[Data records]
* * * * * * *

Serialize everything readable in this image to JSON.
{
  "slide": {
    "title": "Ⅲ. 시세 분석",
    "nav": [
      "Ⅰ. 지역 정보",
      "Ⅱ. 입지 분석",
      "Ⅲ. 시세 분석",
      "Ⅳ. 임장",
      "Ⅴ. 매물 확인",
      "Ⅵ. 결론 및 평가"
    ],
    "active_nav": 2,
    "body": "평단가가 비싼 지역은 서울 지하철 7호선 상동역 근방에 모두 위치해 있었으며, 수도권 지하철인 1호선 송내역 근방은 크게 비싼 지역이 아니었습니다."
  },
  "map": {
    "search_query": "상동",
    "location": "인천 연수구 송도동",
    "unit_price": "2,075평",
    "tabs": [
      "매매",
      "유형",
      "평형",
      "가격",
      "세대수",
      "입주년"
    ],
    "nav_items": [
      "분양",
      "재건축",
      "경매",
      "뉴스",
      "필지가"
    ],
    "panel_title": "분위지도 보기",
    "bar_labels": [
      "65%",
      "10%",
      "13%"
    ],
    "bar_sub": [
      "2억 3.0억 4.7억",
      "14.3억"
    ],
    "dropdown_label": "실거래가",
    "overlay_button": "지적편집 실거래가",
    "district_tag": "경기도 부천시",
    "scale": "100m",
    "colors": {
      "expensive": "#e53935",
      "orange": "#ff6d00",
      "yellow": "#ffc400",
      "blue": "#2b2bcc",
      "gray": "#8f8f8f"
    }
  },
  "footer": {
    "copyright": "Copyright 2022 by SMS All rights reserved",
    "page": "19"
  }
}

* * * * * * *

> **STATED EXERCISE**:
Gather each line in these records that contains the string "실거래가".

> **RESPONSE FOR THIS EXERCISE**:
    "dropdown_label": "실거래가",
    "overlay_button": "지적편집 실거래가",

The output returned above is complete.